■ STATED EXERCISE ■
Copy out all the lines in the records that include the word "this".

# start of PROVIDED DATA

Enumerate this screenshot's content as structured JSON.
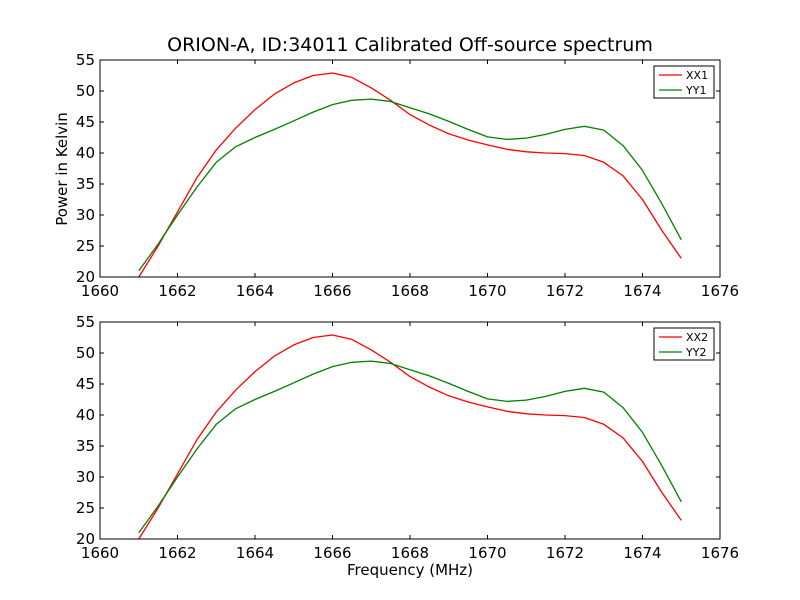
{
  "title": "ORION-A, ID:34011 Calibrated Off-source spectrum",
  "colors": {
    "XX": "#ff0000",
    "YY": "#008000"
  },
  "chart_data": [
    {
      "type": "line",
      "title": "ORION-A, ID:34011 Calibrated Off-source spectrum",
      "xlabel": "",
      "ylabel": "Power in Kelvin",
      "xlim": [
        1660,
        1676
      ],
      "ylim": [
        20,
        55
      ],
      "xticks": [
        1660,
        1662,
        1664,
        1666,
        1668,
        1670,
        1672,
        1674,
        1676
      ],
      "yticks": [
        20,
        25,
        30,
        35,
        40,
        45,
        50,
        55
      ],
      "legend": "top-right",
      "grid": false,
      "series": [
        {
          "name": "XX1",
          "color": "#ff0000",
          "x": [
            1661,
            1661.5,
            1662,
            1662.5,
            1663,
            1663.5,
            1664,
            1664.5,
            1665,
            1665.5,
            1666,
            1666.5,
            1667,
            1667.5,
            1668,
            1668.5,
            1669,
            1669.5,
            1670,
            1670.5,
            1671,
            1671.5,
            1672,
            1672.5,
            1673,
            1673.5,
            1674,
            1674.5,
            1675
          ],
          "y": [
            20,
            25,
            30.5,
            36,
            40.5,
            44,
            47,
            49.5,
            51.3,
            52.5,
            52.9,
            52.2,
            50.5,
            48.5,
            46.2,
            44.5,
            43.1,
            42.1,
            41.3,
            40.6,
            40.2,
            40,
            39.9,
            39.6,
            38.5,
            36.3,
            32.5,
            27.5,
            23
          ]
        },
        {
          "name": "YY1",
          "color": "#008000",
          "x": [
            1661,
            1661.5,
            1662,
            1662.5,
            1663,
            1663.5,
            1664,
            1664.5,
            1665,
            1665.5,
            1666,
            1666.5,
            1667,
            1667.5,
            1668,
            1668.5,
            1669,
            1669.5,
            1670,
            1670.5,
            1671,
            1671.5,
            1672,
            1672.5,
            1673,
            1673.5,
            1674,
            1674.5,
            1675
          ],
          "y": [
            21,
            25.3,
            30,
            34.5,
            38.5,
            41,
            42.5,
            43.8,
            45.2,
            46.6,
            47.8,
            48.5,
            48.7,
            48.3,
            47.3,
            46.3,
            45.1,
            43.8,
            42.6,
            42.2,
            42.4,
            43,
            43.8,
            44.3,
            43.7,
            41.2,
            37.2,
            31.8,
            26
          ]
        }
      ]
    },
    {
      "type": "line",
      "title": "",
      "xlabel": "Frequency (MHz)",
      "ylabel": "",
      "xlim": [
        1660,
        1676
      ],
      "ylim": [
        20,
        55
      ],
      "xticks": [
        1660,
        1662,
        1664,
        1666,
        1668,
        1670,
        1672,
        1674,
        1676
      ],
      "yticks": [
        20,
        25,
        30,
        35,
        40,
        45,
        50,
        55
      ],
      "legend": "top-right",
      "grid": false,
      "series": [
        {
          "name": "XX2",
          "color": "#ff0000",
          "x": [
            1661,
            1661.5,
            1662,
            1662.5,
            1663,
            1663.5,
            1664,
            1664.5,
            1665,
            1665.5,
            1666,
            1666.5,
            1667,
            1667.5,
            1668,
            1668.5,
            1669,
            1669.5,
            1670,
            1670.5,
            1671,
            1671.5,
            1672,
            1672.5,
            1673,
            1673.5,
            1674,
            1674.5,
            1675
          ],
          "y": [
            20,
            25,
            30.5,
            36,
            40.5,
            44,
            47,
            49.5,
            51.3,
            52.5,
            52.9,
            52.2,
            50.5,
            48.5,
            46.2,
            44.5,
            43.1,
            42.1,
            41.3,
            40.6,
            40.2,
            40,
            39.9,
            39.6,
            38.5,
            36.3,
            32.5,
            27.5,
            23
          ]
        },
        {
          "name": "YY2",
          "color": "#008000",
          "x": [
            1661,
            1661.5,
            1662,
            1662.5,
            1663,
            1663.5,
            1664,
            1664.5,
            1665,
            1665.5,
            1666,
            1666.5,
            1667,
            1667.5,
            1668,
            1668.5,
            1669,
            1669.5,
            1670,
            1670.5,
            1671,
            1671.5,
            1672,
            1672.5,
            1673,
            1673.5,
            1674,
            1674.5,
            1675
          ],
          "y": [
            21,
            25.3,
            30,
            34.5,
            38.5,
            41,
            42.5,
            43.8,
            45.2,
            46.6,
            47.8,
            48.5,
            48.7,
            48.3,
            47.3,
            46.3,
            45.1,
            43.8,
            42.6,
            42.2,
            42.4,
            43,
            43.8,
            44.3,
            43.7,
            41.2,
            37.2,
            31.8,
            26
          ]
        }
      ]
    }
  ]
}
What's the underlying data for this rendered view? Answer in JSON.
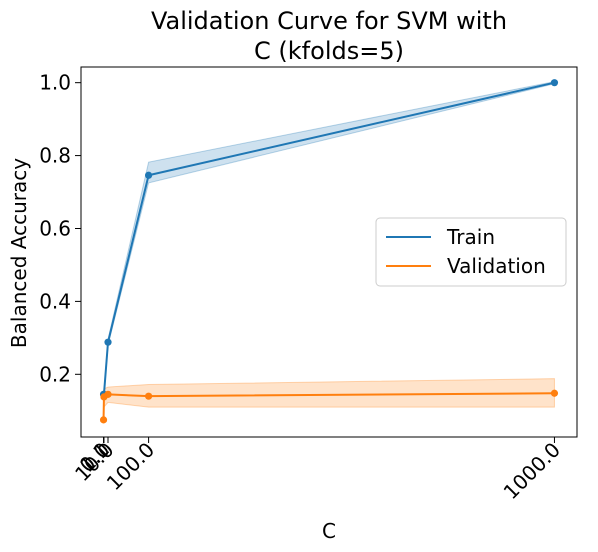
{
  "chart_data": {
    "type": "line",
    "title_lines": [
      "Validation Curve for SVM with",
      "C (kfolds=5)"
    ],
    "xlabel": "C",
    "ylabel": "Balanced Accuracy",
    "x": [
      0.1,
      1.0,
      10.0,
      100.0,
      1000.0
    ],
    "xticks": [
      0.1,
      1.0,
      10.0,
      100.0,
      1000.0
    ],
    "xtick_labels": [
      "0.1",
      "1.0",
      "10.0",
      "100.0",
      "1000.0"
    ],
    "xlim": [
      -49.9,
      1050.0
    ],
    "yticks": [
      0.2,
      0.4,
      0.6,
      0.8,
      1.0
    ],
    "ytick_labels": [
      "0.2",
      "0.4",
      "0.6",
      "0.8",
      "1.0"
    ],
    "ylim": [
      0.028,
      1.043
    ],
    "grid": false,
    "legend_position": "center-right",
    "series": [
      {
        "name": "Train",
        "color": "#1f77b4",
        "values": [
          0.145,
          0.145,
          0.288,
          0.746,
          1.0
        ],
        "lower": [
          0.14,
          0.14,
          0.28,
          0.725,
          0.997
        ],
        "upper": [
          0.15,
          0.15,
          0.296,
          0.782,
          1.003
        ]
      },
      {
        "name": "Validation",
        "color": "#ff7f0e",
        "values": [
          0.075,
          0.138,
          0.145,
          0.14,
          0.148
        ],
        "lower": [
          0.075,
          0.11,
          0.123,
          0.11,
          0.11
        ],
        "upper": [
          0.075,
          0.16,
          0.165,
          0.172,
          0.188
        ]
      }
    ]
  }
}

# end of PROVIDED DATA

■ ANSWER TO THE PROBLEM ■
Enumerate this screenshot's content as structured JSON.
What's the underlying data for this rendered view? Answer in JSON.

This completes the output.